**EXERCISE GOAL:**
Find the string "without" and gather every line that holds it.

(Records from a dataset)
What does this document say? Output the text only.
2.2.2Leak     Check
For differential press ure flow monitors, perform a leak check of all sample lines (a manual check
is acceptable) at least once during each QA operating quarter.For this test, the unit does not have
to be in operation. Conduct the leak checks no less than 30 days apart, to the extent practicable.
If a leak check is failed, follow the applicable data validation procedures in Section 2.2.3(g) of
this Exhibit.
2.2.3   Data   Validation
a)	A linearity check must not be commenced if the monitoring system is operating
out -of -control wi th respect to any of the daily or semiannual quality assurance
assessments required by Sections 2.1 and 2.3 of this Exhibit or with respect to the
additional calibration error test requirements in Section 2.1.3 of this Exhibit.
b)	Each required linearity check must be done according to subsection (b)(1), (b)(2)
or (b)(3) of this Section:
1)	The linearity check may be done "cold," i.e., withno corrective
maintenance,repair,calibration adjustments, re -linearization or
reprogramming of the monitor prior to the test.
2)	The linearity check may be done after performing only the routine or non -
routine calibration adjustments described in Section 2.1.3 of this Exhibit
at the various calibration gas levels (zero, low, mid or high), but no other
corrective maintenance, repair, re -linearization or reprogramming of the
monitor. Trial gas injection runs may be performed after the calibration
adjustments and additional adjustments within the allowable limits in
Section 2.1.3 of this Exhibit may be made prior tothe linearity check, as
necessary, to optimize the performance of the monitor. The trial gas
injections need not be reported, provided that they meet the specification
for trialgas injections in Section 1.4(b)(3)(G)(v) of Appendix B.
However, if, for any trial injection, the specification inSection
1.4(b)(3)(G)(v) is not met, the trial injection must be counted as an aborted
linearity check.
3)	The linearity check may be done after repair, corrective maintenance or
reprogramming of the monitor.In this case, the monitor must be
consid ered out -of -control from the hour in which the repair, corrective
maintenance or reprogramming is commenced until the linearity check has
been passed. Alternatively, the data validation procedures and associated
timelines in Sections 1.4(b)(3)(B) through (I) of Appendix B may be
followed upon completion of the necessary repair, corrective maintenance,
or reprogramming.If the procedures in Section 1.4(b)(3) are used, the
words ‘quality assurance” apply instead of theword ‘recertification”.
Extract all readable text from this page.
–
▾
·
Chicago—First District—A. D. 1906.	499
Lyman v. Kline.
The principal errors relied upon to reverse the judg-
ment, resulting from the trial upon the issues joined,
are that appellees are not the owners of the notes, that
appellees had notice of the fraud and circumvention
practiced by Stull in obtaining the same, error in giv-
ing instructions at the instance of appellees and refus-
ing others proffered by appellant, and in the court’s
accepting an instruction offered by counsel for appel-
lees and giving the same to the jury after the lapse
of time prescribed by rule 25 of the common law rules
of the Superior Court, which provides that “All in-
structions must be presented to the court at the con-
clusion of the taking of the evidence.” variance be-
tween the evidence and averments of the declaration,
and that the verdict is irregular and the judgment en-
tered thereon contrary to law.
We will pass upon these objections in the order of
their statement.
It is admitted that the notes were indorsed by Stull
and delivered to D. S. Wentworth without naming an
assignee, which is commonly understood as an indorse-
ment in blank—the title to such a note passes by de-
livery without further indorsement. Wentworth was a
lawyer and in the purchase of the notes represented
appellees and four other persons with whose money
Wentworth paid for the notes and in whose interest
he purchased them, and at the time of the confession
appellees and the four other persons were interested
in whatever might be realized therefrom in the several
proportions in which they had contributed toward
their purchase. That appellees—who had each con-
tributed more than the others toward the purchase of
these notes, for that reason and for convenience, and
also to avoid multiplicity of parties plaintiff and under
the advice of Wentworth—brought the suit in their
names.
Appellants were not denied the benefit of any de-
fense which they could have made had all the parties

**CORRECT RESULT:**
and delivered to D. S. Wentworth without naming an
livery without further indorsement. Wentworth was a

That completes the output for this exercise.